Could double summation be implemented without JuMP?

Hello, I encounter a problem when trying to convert these(Python) to Julia:

delta_TRC = [sum((i - TRC)**2) for i in TRC]
return sum(delta_TRC)

I found that the syntax of sum function provided by JuMP is very similar to these, but it is possible to implement only with the standard function ( whose syntax: sum(f, itr; [init]) )?
I am new to both Python and Julia, so I would appreciate if you explain the issue in detail…
Thank you.
The following is for reference, if needed:

from scipy.optimize import minimize
class Portfolio:
def __init__(self,port_a,port_b,port_c,port_d):
self.port_a=port_a
self.port_b=port_b
self.port_c=port_c
self.port_d=port_d

self.df=data[["Date",port_a,port_b,port_c,port_d]].dropna().reset_index(drop=True)
ret=self.df[[port_a,port_b,port_c,port_d]]
self.Rcov=ret.cov()

__GIVEN EXERCISE__:
Using the forum post above, explain why its writer asks for the issue to be explained in detail.

__RECORDS__:

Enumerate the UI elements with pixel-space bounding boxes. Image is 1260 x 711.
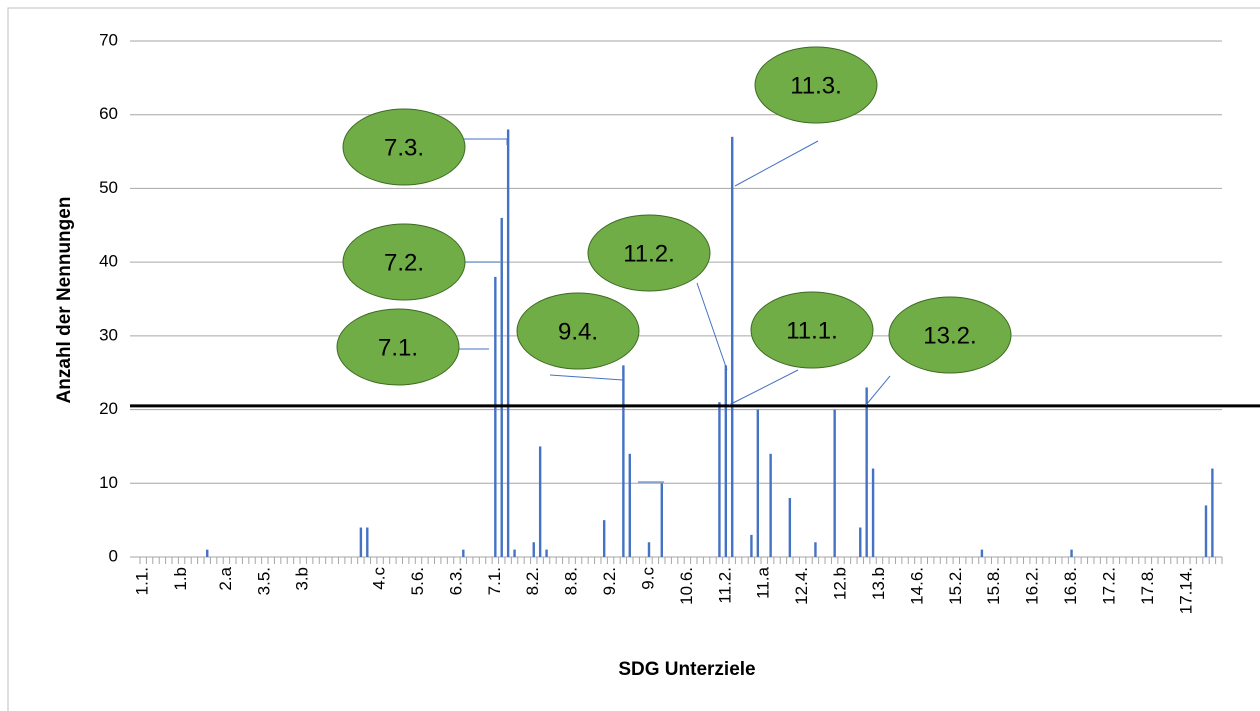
y-tick-label: 60 — [99, 104, 118, 123]
bar — [724, 365, 728, 557]
leader-line — [549, 374, 624, 381]
y-axis-title: Anzahl der Nennungen — [54, 197, 75, 404]
x-tick-label: 16.8. — [1061, 567, 1080, 605]
callout — [516, 292, 640, 370]
x-tick-label: 11.a — [754, 566, 773, 598]
leader-line — [728, 369, 799, 406]
callout-label: 11.2. — [623, 240, 675, 267]
callout-label: 13.2. — [923, 322, 976, 349]
x-tick-label: 3.5. — [254, 567, 273, 595]
callout-label: 11.3. — [790, 72, 842, 99]
bar — [494, 276, 497, 557]
y-tick-label: 70 — [99, 30, 118, 49]
bar — [513, 549, 516, 557]
bar — [859, 527, 862, 557]
callout-label: 7.2. — [384, 249, 424, 276]
bar — [647, 542, 651, 557]
bar — [206, 549, 209, 557]
leader-line — [464, 138, 508, 145]
x-tick-label: 17.2. — [1099, 567, 1118, 605]
x-tick-label: 13.b — [869, 567, 888, 600]
bar — [545, 549, 548, 557]
callout-label: 7.3. — [384, 134, 424, 161]
bar — [1070, 549, 1073, 557]
x-tick-label: 17.14. — [1176, 567, 1195, 614]
y-tick-label: 10 — [99, 473, 118, 492]
callout — [750, 291, 874, 369]
x-tick-label: 5.6. — [408, 567, 427, 595]
x-tick-label: 9.c — [638, 567, 657, 590]
bar — [366, 527, 369, 557]
x-tick-label: 16.2. — [1023, 567, 1042, 605]
bar — [532, 542, 535, 557]
y-tick-label: 0 — [109, 546, 118, 565]
x-tick-label: 14.6. — [907, 567, 926, 605]
bar — [750, 534, 753, 557]
x-tick-label: 9.2. — [600, 567, 619, 595]
bar — [1211, 468, 1214, 557]
x-tick-label: 15.8. — [984, 567, 1003, 605]
x-tick-label: 1.b — [171, 567, 190, 591]
x-tick-label: 7.1. — [485, 567, 504, 595]
y-tick-label: 20 — [99, 399, 118, 418]
callout-label: 7.1. — [378, 334, 418, 361]
callout — [888, 296, 1012, 374]
bar — [980, 549, 984, 557]
x-tick-label: 2.a — [216, 566, 235, 590]
callout — [342, 223, 466, 301]
bar — [718, 402, 721, 557]
bar — [769, 453, 772, 557]
y-tick-label: 30 — [99, 325, 118, 344]
x-tick-label: 8.2. — [523, 567, 542, 595]
callout — [336, 308, 460, 386]
x-tick-label: 1.1. — [133, 567, 152, 595]
x-tick-label: 12.4. — [792, 567, 811, 605]
bar — [359, 527, 363, 557]
y-tick-label: 40 — [99, 252, 118, 271]
leader-line — [865, 375, 891, 406]
x-axis-title: SDG Unterziele — [618, 659, 755, 680]
bar — [756, 409, 760, 557]
bar — [788, 498, 792, 557]
x-tick-label: 3.b — [293, 567, 312, 591]
y-tick-label: 50 — [99, 178, 118, 197]
bar — [731, 136, 734, 558]
chart-border — [7, 7, 1260, 711]
x-tick-label: 8.8. — [562, 567, 581, 595]
bar — [814, 542, 817, 557]
callout-label: 9.4. — [558, 318, 598, 345]
x-tick-label: 12.b — [831, 567, 850, 600]
bar — [500, 217, 503, 557]
bar — [628, 453, 631, 557]
bar — [622, 365, 625, 557]
leader-line — [696, 282, 728, 371]
bar — [462, 549, 465, 557]
callout-label: 11.1. — [786, 317, 838, 344]
bar — [833, 409, 836, 557]
bar — [871, 468, 875, 557]
x-tick-label: 15.2. — [946, 567, 965, 605]
x-tick-label: 6.3. — [446, 567, 465, 595]
callout — [342, 108, 466, 186]
leader-line — [734, 140, 819, 187]
x-tick-label: 10.6. — [677, 567, 696, 605]
bar — [660, 483, 663, 557]
bar — [1204, 505, 1208, 557]
callout — [754, 46, 878, 124]
bar — [538, 446, 542, 557]
x-tick-label: 11.2. — [715, 567, 734, 604]
x-tick-label: 4.c — [370, 567, 389, 590]
bar — [602, 520, 606, 557]
x-tick-label: 17.8. — [1138, 567, 1157, 605]
callout — [587, 214, 711, 292]
bar — [506, 129, 510, 557]
bar — [865, 387, 868, 557]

__IN RESPONSE__:
The writer asks for a detailed explanation because they are new to both Python and Julia.